> Exercise prompt
Write out each record below exactly as it appears, with no pictures.
━━━ Data to process ━━━
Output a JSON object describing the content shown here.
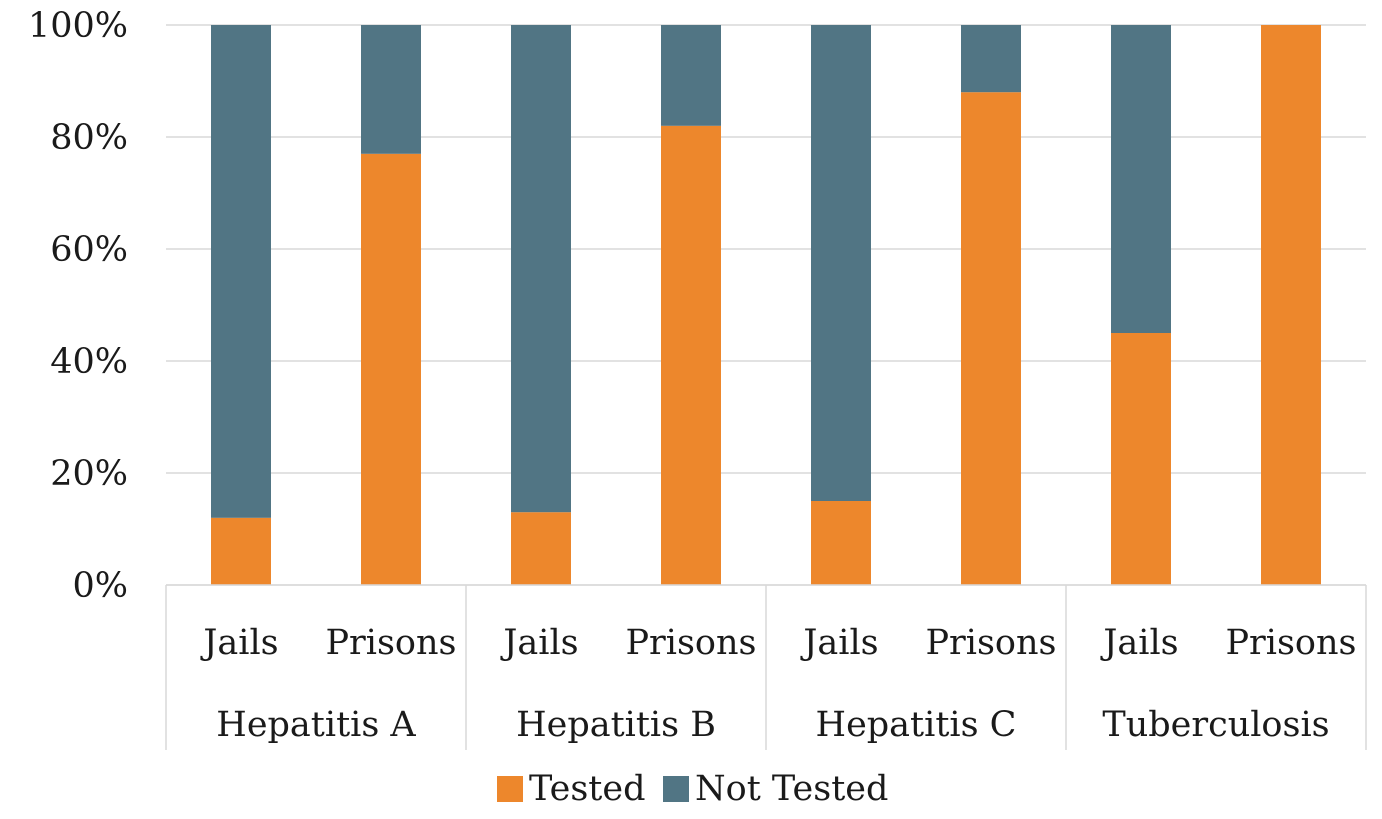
{
  "chart_data": {
    "type": "bar",
    "stacked": true,
    "title": "",
    "xlabel": "",
    "ylabel": "",
    "ylim": [
      0,
      100
    ],
    "y_ticks": [
      "0%",
      "20%",
      "40%",
      "60%",
      "80%",
      "100%"
    ],
    "y_tick_values": [
      0,
      20,
      40,
      60,
      80,
      100
    ],
    "grid": true,
    "legend_position": "bottom",
    "groups": [
      {
        "label": "Hepatitis A",
        "categories": [
          "Jails",
          "Prisons"
        ]
      },
      {
        "label": "Hepatitis B",
        "categories": [
          "Jails",
          "Prisons"
        ]
      },
      {
        "label": "Hepatitis C",
        "categories": [
          "Jails",
          "Prisons"
        ]
      },
      {
        "label": "Tuberculosis",
        "categories": [
          "Jails",
          "Prisons"
        ]
      }
    ],
    "categories": [
      "Jails",
      "Prisons",
      "Jails",
      "Prisons",
      "Jails",
      "Prisons",
      "Jails",
      "Prisons"
    ],
    "series": [
      {
        "name": "Tested",
        "color": "#ED872C",
        "values": [
          12,
          77,
          13,
          82,
          15,
          88,
          45,
          100
        ]
      },
      {
        "name": "Not Tested",
        "color": "#517584",
        "values": [
          88,
          23,
          87,
          18,
          85,
          12,
          55,
          0
        ]
      }
    ]
  }
}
━━━
> Answer to the problem
Output a JSON object describing the content shown here.
{
  "chart_data": {
    "type": "bar",
    "stacked": true,
    "title": "",
    "xlabel": "",
    "ylabel": "",
    "ylim": [
      0,
      100
    ],
    "y_ticks": [
      "0%",
      "20%",
      "40%",
      "60%",
      "80%",
      "100%"
    ],
    "y_tick_values": [
      0,
      20,
      40,
      60,
      80,
      100
    ],
    "grid": true,
    "legend_position": "bottom",
    "groups": [
      {
        "label": "Hepatitis A",
        "categories": [
          "Jails",
          "Prisons"
        ]
      },
      {
        "label": "Hepatitis B",
        "categories": [
          "Jails",
          "Prisons"
        ]
      },
      {
        "label": "Hepatitis C",
        "categories": [
          "Jails",
          "Prisons"
        ]
      },
      {
        "label": "Tuberculosis",
        "categories": [
          "Jails",
          "Prisons"
        ]
      }
    ],
    "categories": [
      "Jails",
      "Prisons",
      "Jails",
      "Prisons",
      "Jails",
      "Prisons",
      "Jails",
      "Prisons"
    ],
    "series": [
      {
        "name": "Tested",
        "color": "#ED872C",
        "values": [
          12,
          77,
          13,
          82,
          15,
          88,
          45,
          100
        ]
      },
      {
        "name": "Not Tested",
        "color": "#517584",
        "values": [
          88,
          23,
          87,
          18,
          85,
          12,
          55,
          0
        ]
      }
    ]
  }
}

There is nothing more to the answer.